• Your instructions: Every entry that follows needs to be repeated exactly.

(Dataset records)
----

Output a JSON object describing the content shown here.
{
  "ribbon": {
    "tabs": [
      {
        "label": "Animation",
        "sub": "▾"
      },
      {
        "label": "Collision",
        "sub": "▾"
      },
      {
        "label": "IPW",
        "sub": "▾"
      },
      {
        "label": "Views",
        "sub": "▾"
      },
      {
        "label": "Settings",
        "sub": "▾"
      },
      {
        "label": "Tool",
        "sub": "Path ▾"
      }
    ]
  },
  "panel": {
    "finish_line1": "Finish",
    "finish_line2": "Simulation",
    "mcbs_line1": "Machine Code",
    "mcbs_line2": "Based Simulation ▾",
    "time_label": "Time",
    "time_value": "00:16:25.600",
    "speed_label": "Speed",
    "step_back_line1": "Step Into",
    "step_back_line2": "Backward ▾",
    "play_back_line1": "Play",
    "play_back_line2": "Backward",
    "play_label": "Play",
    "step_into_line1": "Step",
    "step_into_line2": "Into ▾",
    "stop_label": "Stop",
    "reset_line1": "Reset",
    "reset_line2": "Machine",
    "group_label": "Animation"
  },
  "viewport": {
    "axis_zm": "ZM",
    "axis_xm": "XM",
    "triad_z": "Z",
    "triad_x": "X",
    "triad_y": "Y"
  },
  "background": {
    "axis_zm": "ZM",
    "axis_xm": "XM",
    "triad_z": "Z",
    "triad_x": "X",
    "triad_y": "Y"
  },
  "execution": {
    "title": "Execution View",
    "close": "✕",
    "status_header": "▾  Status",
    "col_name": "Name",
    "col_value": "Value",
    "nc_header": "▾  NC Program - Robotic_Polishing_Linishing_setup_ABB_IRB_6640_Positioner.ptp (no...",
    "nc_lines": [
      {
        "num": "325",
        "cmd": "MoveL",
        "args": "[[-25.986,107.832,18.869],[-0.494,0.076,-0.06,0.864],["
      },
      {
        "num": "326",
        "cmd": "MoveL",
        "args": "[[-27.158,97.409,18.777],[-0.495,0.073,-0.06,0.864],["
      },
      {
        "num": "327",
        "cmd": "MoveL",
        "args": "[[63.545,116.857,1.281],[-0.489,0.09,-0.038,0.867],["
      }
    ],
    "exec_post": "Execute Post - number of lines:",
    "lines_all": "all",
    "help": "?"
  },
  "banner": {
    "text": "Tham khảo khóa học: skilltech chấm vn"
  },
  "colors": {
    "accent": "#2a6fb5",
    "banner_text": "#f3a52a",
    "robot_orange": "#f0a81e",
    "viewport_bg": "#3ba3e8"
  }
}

----

• Result:
Output a JSON object describing the content shown here.
{
  "ribbon": {
    "tabs": [
      {
        "label": "Animation",
        "sub": "▾"
      },
      {
        "label": "Collision",
        "sub": "▾"
      },
      {
        "label": "IPW",
        "sub": "▾"
      },
      {
        "label": "Views",
        "sub": "▾"
      },
      {
        "label": "Settings",
        "sub": "▾"
      },
      {
        "label": "Tool",
        "sub": "Path ▾"
      }
    ]
  },
  "panel": {
    "finish_line1": "Finish",
    "finish_line2": "Simulation",
    "mcbs_line1": "Machine Code",
    "mcbs_line2": "Based Simulation ▾",
    "time_label": "Time",
    "time_value": "00:16:25.600",
    "speed_label": "Speed",
    "step_back_line1": "Step Into",
    "step_back_line2": "Backward ▾",
    "play_back_line1": "Play",
    "play_back_line2": "Backward",
    "play_label": "Play",
    "step_into_line1": "Step",
    "step_into_line2": "Into ▾",
    "stop_label": "Stop",
    "reset_line1": "Reset",
    "reset_line2": "Machine",
    "group_label": "Animation"
  },
  "viewport": {
    "axis_zm": "ZM",
    "axis_xm": "XM",
    "triad_z": "Z",
    "triad_x": "X",
    "triad_y": "Y"
  },
  "background": {
    "axis_zm": "ZM",
    "axis_xm": "XM",
    "triad_z": "Z",
    "triad_x": "X",
    "triad_y": "Y"
  },
  "execution": {
    "title": "Execution View",
    "close": "✕",
    "status_header": "▾  Status",
    "col_name": "Name",
    "col_value": "Value",
    "nc_header": "▾  NC Program - Robotic_Polishing_Linishing_setup_ABB_IRB_6640_Positioner.ptp (no...",
    "nc_lines": [
      {
        "num": "325",
        "cmd": "MoveL",
        "args": "[[-25.986,107.832,18.869],[-0.494,0.076,-0.06,0.864],["
      },
      {
        "num": "326",
        "cmd": "MoveL",
        "args": "[[-27.158,97.409,18.777],[-0.495,0.073,-0.06,0.864],["
      },
      {
        "num": "327",
        "cmd": "MoveL",
        "args": "[[63.545,116.857,1.281],[-0.489,0.09,-0.038,0.867],["
      }
    ],
    "exec_post": "Execute Post - number of lines:",
    "lines_all": "all",
    "help": "?"
  },
  "banner": {
    "text": "Tham khảo khóa học: skilltech chấm vn"
  },
  "colors": {
    "accent": "#2a6fb5",
    "banner_text": "#f3a52a",
    "robot_orange": "#f0a81e",
    "viewport_bg": "#3ba3e8"
  }
}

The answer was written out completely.